▼▼▼

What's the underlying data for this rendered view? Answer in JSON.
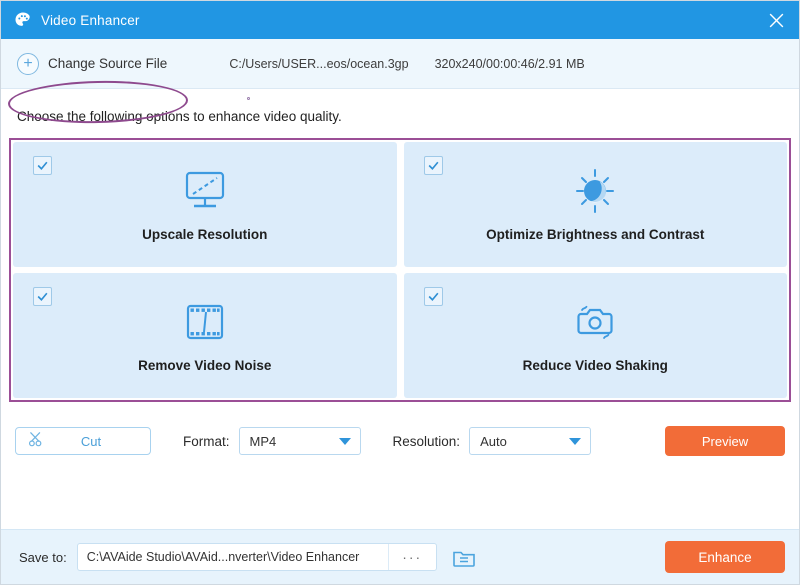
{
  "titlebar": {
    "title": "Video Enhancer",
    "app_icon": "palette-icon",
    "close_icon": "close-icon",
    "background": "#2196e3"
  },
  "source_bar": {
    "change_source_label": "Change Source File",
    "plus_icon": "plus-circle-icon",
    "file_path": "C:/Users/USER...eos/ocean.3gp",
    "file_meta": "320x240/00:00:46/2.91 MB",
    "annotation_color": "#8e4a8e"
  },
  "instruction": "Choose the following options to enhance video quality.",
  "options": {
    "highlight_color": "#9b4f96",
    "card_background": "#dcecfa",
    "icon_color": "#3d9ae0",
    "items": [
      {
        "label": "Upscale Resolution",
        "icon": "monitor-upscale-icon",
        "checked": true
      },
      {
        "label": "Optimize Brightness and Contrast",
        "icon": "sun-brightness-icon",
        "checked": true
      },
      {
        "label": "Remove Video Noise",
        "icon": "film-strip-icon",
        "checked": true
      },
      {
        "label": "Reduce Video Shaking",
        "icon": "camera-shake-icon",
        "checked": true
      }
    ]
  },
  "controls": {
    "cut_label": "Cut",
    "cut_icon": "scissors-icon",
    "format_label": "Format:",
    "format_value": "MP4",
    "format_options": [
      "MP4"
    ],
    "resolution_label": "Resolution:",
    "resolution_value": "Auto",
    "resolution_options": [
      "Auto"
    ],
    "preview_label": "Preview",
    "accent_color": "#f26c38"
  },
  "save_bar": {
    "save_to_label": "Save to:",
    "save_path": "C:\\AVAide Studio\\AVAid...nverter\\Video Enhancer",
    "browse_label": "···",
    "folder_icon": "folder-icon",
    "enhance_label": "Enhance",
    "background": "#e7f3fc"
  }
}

▲▲▲
▼▼▼

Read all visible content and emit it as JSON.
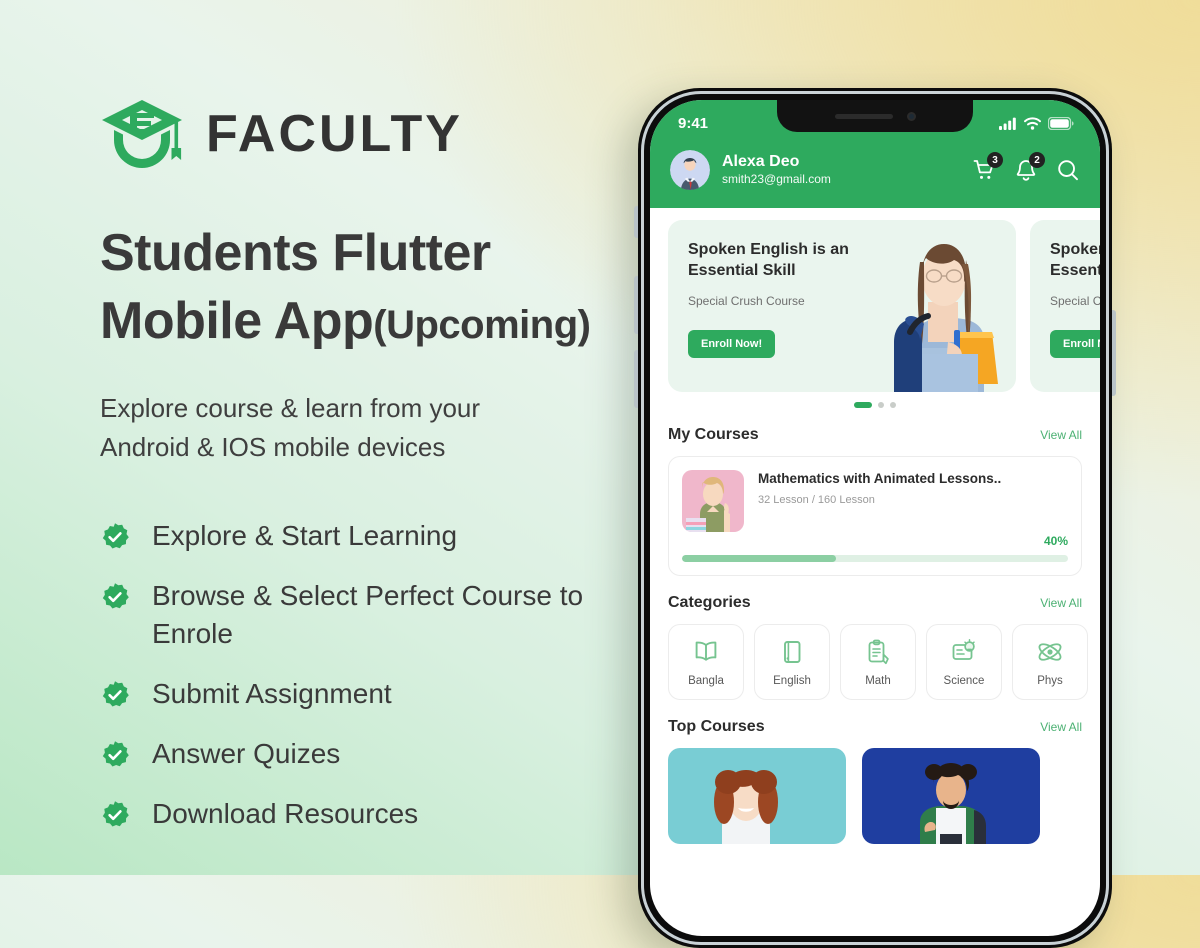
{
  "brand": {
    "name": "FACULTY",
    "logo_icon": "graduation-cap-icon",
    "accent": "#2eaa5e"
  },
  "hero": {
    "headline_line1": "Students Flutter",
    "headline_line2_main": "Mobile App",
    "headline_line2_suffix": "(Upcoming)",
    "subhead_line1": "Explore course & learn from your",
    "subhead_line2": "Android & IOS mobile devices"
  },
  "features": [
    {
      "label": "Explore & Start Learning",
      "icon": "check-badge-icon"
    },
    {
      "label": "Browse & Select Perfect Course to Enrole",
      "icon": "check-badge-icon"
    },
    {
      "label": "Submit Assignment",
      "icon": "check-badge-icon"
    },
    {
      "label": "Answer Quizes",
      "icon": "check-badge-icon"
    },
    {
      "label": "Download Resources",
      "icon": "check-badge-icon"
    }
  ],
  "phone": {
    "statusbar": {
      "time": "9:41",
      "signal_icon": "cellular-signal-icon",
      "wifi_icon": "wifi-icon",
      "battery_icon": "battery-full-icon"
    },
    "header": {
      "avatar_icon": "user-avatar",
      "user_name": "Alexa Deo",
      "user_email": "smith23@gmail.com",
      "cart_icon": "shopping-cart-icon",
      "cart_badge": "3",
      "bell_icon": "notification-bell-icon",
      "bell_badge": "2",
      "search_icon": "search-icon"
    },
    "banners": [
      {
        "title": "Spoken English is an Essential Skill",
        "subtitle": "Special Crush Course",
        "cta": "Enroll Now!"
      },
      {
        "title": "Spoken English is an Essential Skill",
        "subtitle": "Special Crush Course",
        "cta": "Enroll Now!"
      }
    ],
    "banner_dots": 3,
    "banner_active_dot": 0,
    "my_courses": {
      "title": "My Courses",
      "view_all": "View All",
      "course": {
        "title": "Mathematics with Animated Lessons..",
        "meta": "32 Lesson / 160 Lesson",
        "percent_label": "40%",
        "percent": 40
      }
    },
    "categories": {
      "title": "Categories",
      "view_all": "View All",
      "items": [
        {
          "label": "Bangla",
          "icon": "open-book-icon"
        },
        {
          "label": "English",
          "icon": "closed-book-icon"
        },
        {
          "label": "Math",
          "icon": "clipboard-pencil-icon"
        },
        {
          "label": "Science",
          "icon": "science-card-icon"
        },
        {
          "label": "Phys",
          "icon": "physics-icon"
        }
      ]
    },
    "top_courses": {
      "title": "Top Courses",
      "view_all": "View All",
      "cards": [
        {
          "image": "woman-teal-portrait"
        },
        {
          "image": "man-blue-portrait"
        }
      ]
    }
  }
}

▲▲▲

TASK STATEMENT |
Scan the material and collect every line that contains "Explore".

REPLY |
    "subhead_line1": "Explore course & learn from your",
      "label": "Explore & Start Learning",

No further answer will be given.